Problem details:
Select all lines holding the word "Füssen" from the entries that follow.

[Given records start]

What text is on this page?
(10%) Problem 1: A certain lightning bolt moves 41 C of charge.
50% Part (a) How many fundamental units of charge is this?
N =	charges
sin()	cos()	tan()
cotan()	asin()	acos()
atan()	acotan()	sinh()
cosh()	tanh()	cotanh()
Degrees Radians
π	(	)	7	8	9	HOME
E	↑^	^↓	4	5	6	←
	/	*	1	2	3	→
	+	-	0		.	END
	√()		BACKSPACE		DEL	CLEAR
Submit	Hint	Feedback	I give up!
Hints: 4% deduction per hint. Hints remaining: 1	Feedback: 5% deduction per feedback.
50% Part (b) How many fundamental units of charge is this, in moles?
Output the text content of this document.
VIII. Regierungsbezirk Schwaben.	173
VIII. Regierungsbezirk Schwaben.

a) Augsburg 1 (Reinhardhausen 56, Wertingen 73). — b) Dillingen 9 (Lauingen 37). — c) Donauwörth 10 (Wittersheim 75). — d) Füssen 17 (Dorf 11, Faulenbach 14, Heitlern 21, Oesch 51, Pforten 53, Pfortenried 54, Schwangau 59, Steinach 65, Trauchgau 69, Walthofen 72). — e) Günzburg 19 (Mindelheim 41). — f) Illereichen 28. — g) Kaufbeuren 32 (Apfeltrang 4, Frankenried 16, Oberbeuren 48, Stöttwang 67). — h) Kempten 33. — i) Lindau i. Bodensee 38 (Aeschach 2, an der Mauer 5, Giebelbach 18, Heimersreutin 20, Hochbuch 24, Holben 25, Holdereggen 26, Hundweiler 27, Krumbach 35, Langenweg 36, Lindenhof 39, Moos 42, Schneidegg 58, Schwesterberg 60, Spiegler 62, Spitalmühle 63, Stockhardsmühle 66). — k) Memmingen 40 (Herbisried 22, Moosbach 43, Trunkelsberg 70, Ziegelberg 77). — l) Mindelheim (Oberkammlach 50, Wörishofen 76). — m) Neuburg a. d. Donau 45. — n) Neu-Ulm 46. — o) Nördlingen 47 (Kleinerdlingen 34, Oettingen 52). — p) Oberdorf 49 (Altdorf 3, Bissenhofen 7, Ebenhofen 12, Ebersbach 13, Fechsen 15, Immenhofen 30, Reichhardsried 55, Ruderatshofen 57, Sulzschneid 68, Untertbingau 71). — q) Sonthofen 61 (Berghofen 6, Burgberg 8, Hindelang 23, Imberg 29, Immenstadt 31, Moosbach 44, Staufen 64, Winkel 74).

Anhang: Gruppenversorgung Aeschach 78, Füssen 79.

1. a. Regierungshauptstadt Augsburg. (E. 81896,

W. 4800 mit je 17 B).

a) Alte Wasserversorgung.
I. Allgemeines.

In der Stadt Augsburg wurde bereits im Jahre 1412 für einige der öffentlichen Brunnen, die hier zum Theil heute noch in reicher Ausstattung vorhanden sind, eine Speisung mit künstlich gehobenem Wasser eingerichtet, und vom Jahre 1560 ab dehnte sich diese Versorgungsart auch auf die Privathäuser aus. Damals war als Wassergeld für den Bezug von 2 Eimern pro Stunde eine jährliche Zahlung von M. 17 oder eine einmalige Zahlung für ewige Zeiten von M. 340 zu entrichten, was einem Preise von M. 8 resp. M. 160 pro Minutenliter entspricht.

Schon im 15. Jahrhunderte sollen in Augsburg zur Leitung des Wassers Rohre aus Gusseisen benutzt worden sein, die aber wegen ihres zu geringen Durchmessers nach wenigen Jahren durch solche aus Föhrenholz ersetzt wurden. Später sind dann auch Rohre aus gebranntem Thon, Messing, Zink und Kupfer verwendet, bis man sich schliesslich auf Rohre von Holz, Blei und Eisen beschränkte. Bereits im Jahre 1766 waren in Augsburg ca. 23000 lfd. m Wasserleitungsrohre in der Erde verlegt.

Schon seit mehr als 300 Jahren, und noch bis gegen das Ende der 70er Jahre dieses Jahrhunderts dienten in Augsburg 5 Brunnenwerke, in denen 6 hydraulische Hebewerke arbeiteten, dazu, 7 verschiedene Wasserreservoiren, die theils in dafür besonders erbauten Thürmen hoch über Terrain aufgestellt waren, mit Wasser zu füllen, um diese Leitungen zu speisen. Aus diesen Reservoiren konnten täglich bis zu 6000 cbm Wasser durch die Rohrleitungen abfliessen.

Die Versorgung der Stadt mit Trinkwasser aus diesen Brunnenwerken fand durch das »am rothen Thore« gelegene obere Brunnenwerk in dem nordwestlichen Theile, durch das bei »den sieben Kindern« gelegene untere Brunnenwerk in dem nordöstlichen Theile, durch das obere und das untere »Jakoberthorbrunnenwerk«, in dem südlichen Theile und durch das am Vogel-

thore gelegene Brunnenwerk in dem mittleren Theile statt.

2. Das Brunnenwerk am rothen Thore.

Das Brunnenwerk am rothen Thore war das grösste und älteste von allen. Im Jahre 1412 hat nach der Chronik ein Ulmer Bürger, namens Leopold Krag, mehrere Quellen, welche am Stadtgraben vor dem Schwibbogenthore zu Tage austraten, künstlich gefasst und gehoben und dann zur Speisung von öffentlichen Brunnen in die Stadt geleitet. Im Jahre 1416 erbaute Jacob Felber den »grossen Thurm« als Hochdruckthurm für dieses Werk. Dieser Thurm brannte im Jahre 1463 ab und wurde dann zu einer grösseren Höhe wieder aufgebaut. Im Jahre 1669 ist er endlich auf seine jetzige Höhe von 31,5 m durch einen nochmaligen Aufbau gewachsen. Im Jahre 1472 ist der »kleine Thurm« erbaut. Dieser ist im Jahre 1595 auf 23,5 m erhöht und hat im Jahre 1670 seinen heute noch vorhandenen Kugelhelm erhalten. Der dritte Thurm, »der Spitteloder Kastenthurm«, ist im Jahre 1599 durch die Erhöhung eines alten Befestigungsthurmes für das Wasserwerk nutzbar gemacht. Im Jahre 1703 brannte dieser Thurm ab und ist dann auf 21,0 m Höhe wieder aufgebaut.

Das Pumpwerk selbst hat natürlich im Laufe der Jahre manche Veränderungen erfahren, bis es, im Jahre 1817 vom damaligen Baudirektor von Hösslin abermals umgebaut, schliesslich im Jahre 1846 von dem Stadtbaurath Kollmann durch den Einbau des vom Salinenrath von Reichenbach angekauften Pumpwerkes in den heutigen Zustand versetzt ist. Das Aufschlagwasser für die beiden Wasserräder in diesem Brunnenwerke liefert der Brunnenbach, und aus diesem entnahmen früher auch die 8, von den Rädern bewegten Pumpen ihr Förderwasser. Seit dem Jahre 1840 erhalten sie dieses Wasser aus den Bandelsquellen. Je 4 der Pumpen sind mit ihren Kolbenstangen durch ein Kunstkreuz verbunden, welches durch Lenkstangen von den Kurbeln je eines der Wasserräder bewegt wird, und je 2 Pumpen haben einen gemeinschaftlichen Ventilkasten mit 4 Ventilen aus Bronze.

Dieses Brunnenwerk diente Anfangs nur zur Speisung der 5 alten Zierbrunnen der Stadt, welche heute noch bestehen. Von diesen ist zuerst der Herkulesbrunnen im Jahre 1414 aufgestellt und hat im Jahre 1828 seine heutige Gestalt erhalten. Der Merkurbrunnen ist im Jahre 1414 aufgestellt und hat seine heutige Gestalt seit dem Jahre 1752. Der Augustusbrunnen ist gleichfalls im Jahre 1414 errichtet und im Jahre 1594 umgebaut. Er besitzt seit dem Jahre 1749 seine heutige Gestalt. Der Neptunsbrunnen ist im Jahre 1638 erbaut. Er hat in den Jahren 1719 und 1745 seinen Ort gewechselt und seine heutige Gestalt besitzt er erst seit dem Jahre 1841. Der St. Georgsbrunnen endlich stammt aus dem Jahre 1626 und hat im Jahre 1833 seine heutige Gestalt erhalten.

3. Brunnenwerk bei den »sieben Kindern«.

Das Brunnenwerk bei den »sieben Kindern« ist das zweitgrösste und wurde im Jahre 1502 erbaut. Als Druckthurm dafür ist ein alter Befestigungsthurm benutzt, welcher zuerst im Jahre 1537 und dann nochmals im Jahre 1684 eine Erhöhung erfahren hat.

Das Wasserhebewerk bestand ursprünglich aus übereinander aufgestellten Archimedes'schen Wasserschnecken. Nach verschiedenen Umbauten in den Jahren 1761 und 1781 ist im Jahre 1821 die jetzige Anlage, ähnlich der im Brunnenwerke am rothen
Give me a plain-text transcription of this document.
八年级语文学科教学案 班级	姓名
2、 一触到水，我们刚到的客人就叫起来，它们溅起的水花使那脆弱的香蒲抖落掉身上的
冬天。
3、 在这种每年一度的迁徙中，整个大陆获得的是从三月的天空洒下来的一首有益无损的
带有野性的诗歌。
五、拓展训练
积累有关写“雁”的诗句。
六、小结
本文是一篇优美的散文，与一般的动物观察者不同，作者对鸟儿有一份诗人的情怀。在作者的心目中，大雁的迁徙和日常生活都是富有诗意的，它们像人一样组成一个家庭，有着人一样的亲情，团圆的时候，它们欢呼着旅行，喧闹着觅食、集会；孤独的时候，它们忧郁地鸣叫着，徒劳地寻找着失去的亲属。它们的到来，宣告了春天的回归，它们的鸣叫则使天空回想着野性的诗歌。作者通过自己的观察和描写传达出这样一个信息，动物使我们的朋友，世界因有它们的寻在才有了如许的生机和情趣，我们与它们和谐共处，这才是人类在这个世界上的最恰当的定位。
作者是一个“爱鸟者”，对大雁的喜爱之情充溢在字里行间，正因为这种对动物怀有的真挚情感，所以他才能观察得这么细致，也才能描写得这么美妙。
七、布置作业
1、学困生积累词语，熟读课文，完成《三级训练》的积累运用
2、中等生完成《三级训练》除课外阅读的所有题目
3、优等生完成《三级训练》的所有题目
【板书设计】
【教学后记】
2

[Given records end]

Final answer:
a) Augsburg 1 (Reinhardhausen 56, Wertingen 73). — b) Dillingen 9 (Lauingen 37). — c) Donauwörth 10 (Wittersheim 75). — d) Füssen 17 (Dorf 11, Faulenbach 14, Heitlern 21, Oesch 51, Pforten 53, Pfortenried 54, Schwangau 59, Steinach 65, Trauchgau 69, Walthofen 72). — e) Günzburg 19 (Mindelheim 41). — f) Illereichen 28. — g) Kaufbeuren 32 (Apfeltrang 4, Frankenried 16, Oberbeuren 48, Stöttwang 67). — h) Kempten 33. — i) Lindau i. Bodensee 38 (Aeschach 2, an der Mauer 5, Giebelbach 18, Heimersreutin 20, Hochbuch 24, Holben 25, Holdereggen 26, Hundweiler 27, Krumbach 35, Langenweg 36, Lindenhof 39, Moos 42, Schneidegg 58, Schwesterberg 60, Spiegler 62, Spitalmühle 63, Stockhardsmühle 66). — k) Memmingen 40 (Herbisried 22, Moosbach 43, Trunkelsberg 70, Ziegelberg 77). — l) Mindelheim (Oberkammlach 50, Wörishofen 76). — m) Neuburg a. d. Donau 45. — n) Neu-Ulm 46. — o) Nördlingen 47 (Kleinerdlingen 34, Oettingen 52). — p) Oberdorf 49 (Altdorf 3, Bissenhofen 7, Ebenhofen 12, Ebersbach 13, Fechsen 15, Immenhofen 30, Reichhardsried 55, Ruderatshofen 57, Sulzschneid 68, Untertbingau 71). — q) Sonthofen 61 (Berghofen 6, Burgberg 8, Hindelang 23, Imberg 29, Immenstadt 31, Moosbach 44, Staufen 64, Winkel 74).
Anhang: Gruppenversorgung Aeschach 78, Füssen 79.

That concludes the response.